==== Gegebener Text ====

Baukunst (Inder)

Baukunst (Inder).

Baukunst I.

Baudenkmäler Amerikas – Indische Baukunst

  1. Teocalli Xochicalco bei Cuernavaca, Mex.
  2. Teocalli von Tusapan in Mexiko, Amerika.
  3. Teocalli von Papantla in Veracruz, Mex.
  4. Tschultri (Saal für Pilger) zu Madura, 1623 n. Chr.
  5. Pfeiler aus dem Tschultri.
  6. Pagode zu Madura a. d. Koromandelküste, Ind.
  7. Portal zu Tschillambrum bei Ponditscherri.
  8. Kailâsa-Tempel zu Ellora, von m nach n des Grundrisses gesehen, erste Hälfte des 9. Jahrh. Indisch.
  9. Grundriss des Kailâsa-Tempels. Indisch.
  10. Säule aus der Parasua Rama-Grotte an der Indra-Grotte zu Ellora, 12. Jahrh.
  11. Säule von Elefanta bei Bombay, 10. Jahrh., Ind.
  12. Säule von Mahamalaipur a. d. Koromandelküste, 13. Jahrh., Ind.
  13. Chaitja-Grotte zu Karli c. 150 v. Chr. 126′ l. 45′ 7“ br.

Getrennt von dem Völkerleben des westlichen Asien entwickelte sich der Osten dieses Weltteils, als dessen Kultursitz vornehmlich Hindostan erscheint. Die zahlreichen Denkmäler dieses Landes sind an Umfang und Pracht nur mit denen des ägyptischen Volks zu vergleichen (s. Tafel I, Fig. 4-13). Der Grundzug des indischen Volkscharakters, eine große Weichheit des Gefühls und eine lebhafte Glut der Phantasie, in der sich fast jede übrige Thätigkeit des Geistes auflöst, zeigt sich auch in den indischen Bauwerken, bei denen durchweg ein lebendiges Gefühl hervortritt, welches die Form nicht um einer konventionellen Bedeutung, sondern um ihrer selbst willen bildet; aber die fessellose Phantasie gestattet dem Gefühl nicht oder nur selten die zu einer harmonischen Durchbildung notwendige Ruhe, sie häuft Formen auf Formen und endet mit dem Eindruck einer fast chaotischen Verwirrung. Die Blütezeit der indischen B. fällt mit dem gleichzeitigen Bestehen des ((Brahmanismus)) und ((Buddhismus)) zusammen, besonders in das letzte Jahrhundert vor Christo. Die bedeutendsten Baureste finden sich in Dekhan, deren wichtigste jene zum Teil sehr umfassenden Felsmonumente sind, die auf der Westseite der Halbinsel, in größerer oder geringerer Entfernung von der Stadt Bombay, liegen. Sie zeigen eine mehr oder weniger entschiedene Übereinstimmung des Stils und gehören ohne Zweifel derselben Entwickelungsperiode an.

==== Bereitgestellte Angaben ====

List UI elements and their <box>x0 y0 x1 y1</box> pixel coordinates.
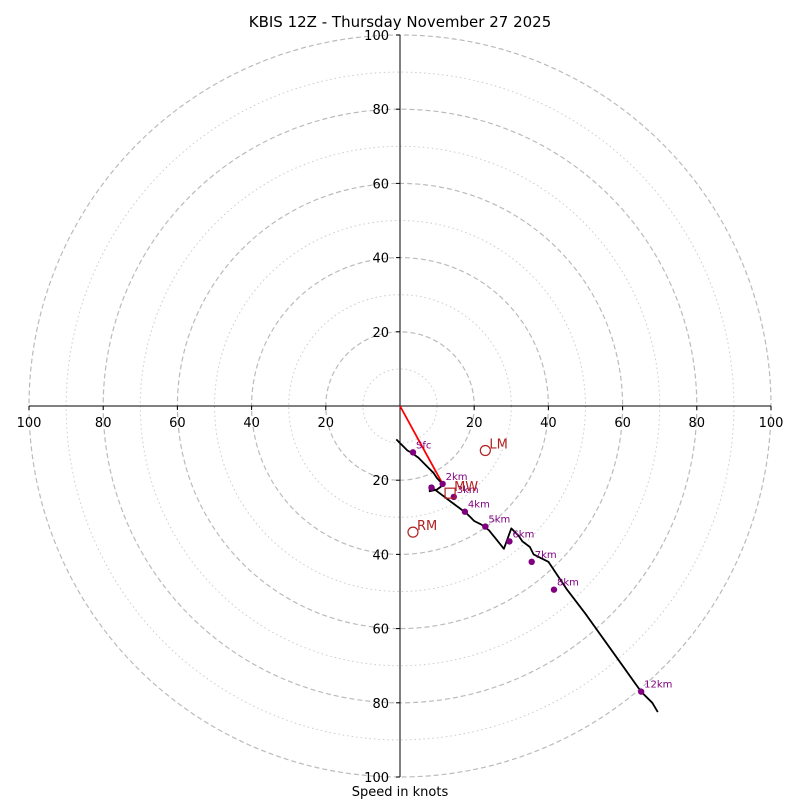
y-tick-label: 80 <box>372 697 389 712</box>
x-tick-label: 80 <box>95 416 112 431</box>
height-label: 2km <box>446 472 468 483</box>
y-tick-label: 100 <box>364 771 389 786</box>
height-point <box>428 484 435 491</box>
tick-labels: 100 80 60 40 20 20 40 60 80 100 100 80 60 40 20 20 40 60 8… <box>17 29 784 786</box>
chart-title: KBIS 12Z - Thursday November 27 2025 <box>249 13 552 31</box>
height-label: 4km <box>468 500 490 511</box>
height-label: 12km <box>644 680 672 691</box>
y-tick-label: 60 <box>372 623 389 638</box>
x-tick-label: 100 <box>17 416 42 431</box>
marker-rm <box>407 526 419 538</box>
y-tick-label: 40 <box>372 548 389 563</box>
x-tick-label: 60 <box>614 416 631 431</box>
height-label: 5km <box>488 515 510 526</box>
storm-motion-markers: LM MW RM <box>407 438 508 538</box>
height-label: 8km <box>557 578 579 589</box>
x-tick-label: 80 <box>689 416 706 431</box>
hodograph-series <box>395 405 659 713</box>
x-tick-label: 60 <box>169 416 186 431</box>
marker-label-rm: RM <box>417 519 437 534</box>
x-tick-label: 40 <box>243 416 260 431</box>
y-tick-label: 40 <box>372 252 389 267</box>
x-tick-label: 40 <box>540 416 557 431</box>
height-point <box>409 449 417 456</box>
marker-label-lm: LM <box>489 438 507 453</box>
height-point <box>439 480 446 488</box>
height-point <box>506 538 513 545</box>
marker-lm <box>479 444 491 457</box>
hodograph-trace <box>395 438 659 713</box>
height-label: 6km <box>512 529 534 540</box>
height-label: Sfc <box>416 440 431 451</box>
y-tick-label: 80 <box>372 103 389 118</box>
y-tick-label: 100 <box>364 29 389 44</box>
y-tick-label: 60 <box>372 177 389 192</box>
height-label: 7km <box>535 550 557 561</box>
y-tick-label: 20 <box>372 326 389 341</box>
height-label: 3km <box>457 485 479 496</box>
marker-label-mw: MW <box>454 480 478 495</box>
height-point <box>482 523 489 530</box>
storm-motion-line <box>399 405 444 485</box>
marker-mw <box>444 487 456 499</box>
height-point <box>461 508 469 515</box>
height-point <box>637 688 645 695</box>
x-tick-label: 100 <box>759 416 784 431</box>
x-tick-label: 20 <box>318 416 335 431</box>
height-point <box>528 558 535 566</box>
height-point <box>550 586 558 593</box>
x-tick-label: 20 <box>466 416 483 431</box>
x-axis-label: Speed in knots <box>352 785 449 800</box>
y-tick-label: 20 <box>372 474 389 489</box>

====

Aufgabenstellung
1 > Erkläre anhand des Textes über indische Baukunst, warum die indischen Bauwerke laut dem Text mit dem Eindruck einer fast chaotischen Verwirrung enden.
2 > Beantworte mithilfe des Textes über indische Baukunst, mit wessen Denkmälern die Denkmäler Hindostans an Umfang und Pracht allein zu vergleichen sind.
3 > Greife den Text über indische Baukunst nach seinem letzten Satz auf und setze ihn fort.

Lösungen je Aufgabe
1 > Die fessellose Phantasie gestattet dem Gefühl nicht oder nur selten die Ruhe, die für eine harmonische Durchbildung notwendig ist. Stattdessen häuft sie Formen auf Formen, was zu dem Eindruck einer fast chaotischen Verwirrung führt.

2 > Mit den Denkmälern des ägyptischen Volks.

3 >
Die brahmanischen Felsentempel bedecken gewöhnlich einen viereckigen, zuweilen auch unregelmäßigen Hauptraum von größerer oder geringerer Ausdehnung, an den sich nicht selten kleinere Nebenräume anschließen, unter denen das mit dem Bild oder dem Symbol des Gottes geschmückte Sanktuarium der wichtigste ist, das entweder eine Kammer für sich bildet, oder noch von einem Gang umgeben ist. Der Hauptraum, als die Vorhalle des eigentlichen Heiligtums, hat immer eine flache Decke, welche durch Säulen- oder Pfeilerstellungen gestützt wird, deren vordere Reihe die offene Fassade des Tempels bildet. Höfe mit Galerien, Nebenkammern oder monolithen Monumenten finden sich häufig vor den Tempeln. Zuweilen liegen zwei, bisweilen sogar drei solcher Tempelräume übereinander. Die Säulen oder Pfeiler, welche die Felsdecke des Hauptraums stützen, stehen gewöhnlich in rechtwinkelig sich durchschneidenden Reihen und sind an der Decke durch architravähnliche Streifen verbunden, während die mit ihren Reihen korrespondierenden, an den Wänden hervortretenden Pilaster zwischen sich Nischen einschließen, welche in der Regel durch Bildwerke ausgefüllt sind. Jene frei stehenden Stützen (s. Tafel I, Fig. 10-12) haben meist eine halb pfeiler-, halb säulenartige Gestalt und bestehen durchweg aus einem festen Untersatz von würfelartiger Form, einem kurzen, runden Schaft mit einem unten eingezogenen, oben ausladenden, einem großen Pfühl gleichenden Kapitäl und einem viereckigen Aufsatz, an welchen sich oft (Fig. 11) seitwärts zwei Konsolen anschließen. Zuweilen verbindet sich mit der Grottenanlage ein sehr ausgebildeter, obwohl nur aus dem Felsen gemeißelter Freibau, der dadurch entsteht, daß der das Sanktuarium umgebende Gang in beträchtlicher Breite angelegt und von der darüberschwebenden Felsdecke befreit ist, wodurch das Sanktuarium eine inmitten eines Hofraums liegende Kapelle bildet. In den Grotten von Ellora (s. Tafel I, Fig. 10), namentlich im größern Tempel des Indra und in den Monumenten des Kailasa (s. Tafel I, Fig. 8 u. 9), finden sich sehr merkwürdige Beispiele dieser Anordnung.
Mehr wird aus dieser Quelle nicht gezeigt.